◆ **What needs to be done**: Transcribe the records that follow. Keep every word exactly, and drop the pictures.

◆ **Record extracts**:
----------

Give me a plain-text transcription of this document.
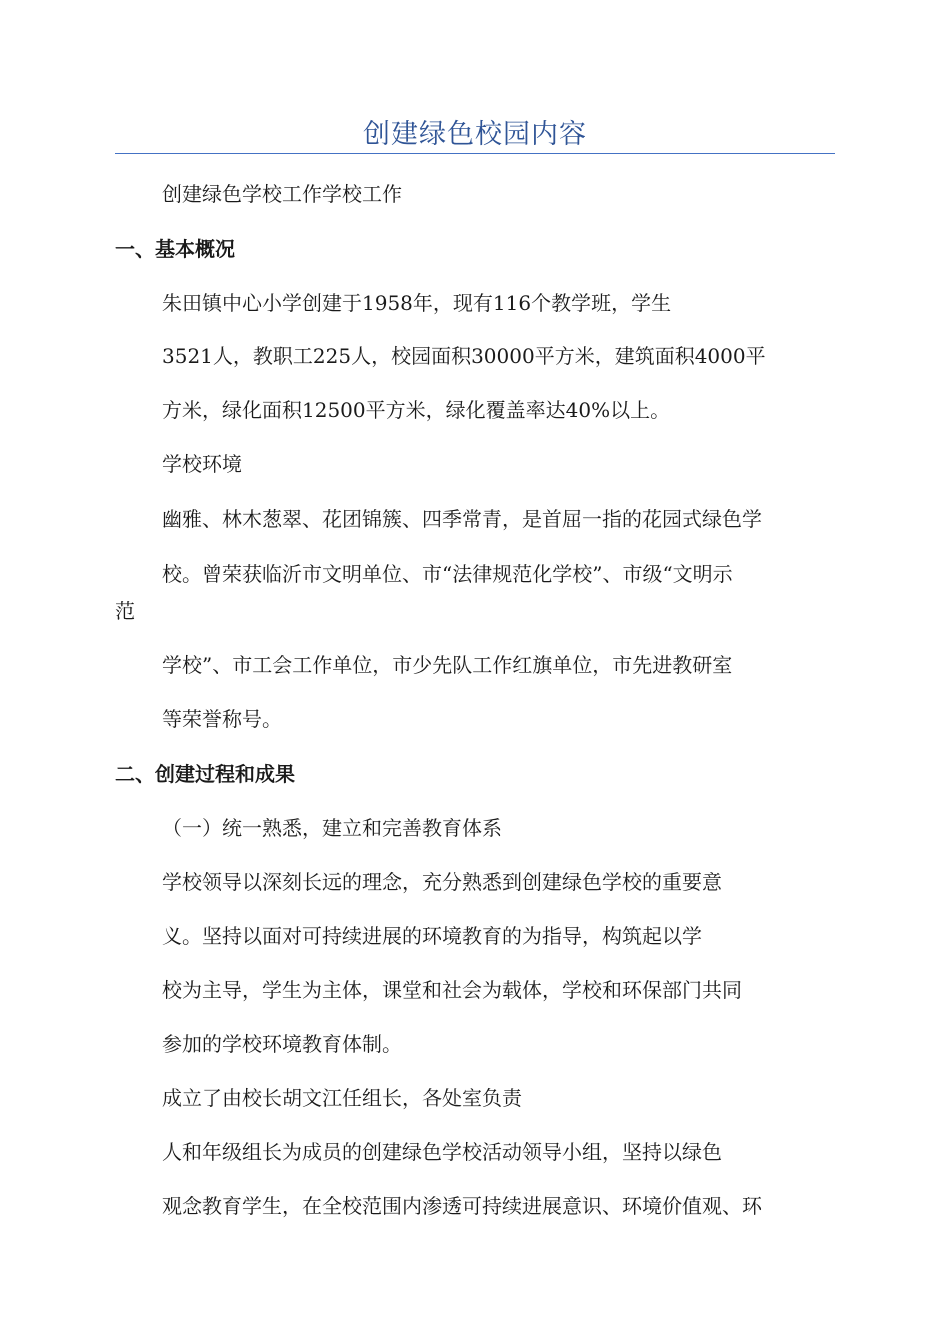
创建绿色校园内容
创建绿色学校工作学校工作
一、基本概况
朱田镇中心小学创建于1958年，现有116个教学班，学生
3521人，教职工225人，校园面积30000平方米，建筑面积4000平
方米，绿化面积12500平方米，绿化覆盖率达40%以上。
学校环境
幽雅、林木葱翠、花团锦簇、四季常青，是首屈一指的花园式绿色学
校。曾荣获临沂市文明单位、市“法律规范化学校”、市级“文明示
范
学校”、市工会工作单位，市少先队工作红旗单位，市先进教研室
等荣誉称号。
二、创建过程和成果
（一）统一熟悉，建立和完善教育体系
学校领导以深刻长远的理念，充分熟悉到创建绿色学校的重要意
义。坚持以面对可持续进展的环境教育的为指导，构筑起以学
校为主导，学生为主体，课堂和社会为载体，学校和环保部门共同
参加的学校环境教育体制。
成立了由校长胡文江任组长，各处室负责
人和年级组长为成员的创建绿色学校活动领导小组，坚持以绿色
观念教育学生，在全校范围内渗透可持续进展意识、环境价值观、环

----------

◆ **Output of the task**:
Give me a plain-text transcription of this document.
创建绿色校园内容
创建绿色学校工作学校工作
一、基本概况
朱田镇中心小学创建于1958年，现有116个教学班，学生
3521人，教职工225人，校园面积30000平方米，建筑面积4000平
方米，绿化面积12500平方米，绿化覆盖率达40%以上。
学校环境
幽雅、林木葱翠、花团锦簇、四季常青，是首屈一指的花园式绿色学
校。曾荣获临沂市文明单位、市“法律规范化学校”、市级“文明示
范
学校”、市工会工作单位，市少先队工作红旗单位，市先进教研室
等荣誉称号。
二、创建过程和成果
（一）统一熟悉，建立和完善教育体系
学校领导以深刻长远的理念，充分熟悉到创建绿色学校的重要意
义。坚持以面对可持续进展的环境教育的为指导，构筑起以学
校为主导，学生为主体，课堂和社会为载体，学校和环保部门共同
参加的学校环境教育体制。
成立了由校长胡文江任组长，各处室负责
人和年级组长为成员的创建绿色学校活动领导小组，坚持以绿色
观念教育学生，在全校范围内渗透可持续进展意识、环境价值观、环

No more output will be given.